--- Start ---

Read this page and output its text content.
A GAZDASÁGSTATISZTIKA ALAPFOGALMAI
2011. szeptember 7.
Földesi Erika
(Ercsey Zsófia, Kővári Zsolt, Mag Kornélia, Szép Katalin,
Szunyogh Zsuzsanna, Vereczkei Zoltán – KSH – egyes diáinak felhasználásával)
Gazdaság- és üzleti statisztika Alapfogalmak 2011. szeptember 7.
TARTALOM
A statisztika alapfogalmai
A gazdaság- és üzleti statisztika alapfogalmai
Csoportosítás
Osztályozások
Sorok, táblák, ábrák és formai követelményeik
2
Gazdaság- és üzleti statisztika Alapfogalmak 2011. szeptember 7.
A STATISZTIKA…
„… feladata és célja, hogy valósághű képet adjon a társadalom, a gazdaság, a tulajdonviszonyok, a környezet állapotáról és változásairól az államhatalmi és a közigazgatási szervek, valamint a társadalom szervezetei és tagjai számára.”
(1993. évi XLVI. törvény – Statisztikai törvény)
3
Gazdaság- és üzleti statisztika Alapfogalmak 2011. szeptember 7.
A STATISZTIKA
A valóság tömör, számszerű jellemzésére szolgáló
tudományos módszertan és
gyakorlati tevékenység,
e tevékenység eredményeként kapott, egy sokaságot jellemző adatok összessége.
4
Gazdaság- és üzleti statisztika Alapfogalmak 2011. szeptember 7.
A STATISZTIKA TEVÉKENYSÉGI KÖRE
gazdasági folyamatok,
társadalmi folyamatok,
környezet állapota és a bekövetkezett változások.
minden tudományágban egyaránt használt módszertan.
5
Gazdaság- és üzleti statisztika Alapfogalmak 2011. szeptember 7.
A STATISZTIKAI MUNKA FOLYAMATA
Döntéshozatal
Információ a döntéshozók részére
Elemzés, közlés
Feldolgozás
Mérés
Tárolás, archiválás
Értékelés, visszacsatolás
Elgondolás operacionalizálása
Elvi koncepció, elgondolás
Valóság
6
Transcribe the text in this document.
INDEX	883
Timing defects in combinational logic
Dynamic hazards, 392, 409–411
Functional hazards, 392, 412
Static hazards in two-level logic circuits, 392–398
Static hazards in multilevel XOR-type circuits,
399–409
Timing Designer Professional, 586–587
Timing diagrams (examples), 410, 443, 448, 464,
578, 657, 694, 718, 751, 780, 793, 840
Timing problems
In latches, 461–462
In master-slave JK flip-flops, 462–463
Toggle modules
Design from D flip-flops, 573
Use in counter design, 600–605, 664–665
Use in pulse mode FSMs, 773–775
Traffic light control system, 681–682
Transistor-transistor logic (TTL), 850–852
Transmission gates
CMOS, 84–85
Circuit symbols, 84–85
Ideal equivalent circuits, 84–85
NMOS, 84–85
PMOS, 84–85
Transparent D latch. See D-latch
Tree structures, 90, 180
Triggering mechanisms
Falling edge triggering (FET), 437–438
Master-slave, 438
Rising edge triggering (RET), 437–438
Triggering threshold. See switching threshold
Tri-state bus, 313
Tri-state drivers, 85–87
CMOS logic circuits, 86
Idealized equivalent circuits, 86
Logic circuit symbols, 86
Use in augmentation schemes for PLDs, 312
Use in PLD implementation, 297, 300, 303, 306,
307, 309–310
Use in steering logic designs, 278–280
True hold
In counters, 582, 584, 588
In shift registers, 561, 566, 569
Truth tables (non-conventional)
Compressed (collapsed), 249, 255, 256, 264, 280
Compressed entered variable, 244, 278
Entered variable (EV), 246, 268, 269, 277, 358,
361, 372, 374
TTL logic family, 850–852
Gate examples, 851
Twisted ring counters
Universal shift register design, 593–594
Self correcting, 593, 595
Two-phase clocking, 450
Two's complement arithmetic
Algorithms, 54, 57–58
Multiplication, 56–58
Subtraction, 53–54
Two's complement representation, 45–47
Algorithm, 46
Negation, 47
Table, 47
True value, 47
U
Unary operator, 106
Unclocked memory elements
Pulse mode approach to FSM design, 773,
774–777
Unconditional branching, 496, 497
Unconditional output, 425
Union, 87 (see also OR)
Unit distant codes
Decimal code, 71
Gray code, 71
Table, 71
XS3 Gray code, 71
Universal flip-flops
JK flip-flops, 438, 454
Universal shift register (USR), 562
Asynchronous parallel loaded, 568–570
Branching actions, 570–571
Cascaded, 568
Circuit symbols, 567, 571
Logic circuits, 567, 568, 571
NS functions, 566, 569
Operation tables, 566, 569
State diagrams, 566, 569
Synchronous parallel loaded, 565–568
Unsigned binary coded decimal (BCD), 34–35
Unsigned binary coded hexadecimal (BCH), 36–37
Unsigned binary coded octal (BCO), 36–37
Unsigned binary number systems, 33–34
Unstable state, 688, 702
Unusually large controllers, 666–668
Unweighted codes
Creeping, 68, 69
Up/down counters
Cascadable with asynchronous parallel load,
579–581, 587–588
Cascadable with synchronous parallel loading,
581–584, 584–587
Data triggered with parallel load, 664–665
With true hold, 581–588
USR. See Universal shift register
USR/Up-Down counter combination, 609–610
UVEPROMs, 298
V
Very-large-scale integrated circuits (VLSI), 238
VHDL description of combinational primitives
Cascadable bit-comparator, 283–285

--- End ---

**YOUR TASK:**
Gather from the entries above all lines that include the string "codes".

**OUTPUT BELOW:**
Unit distant codes
Unweighted codes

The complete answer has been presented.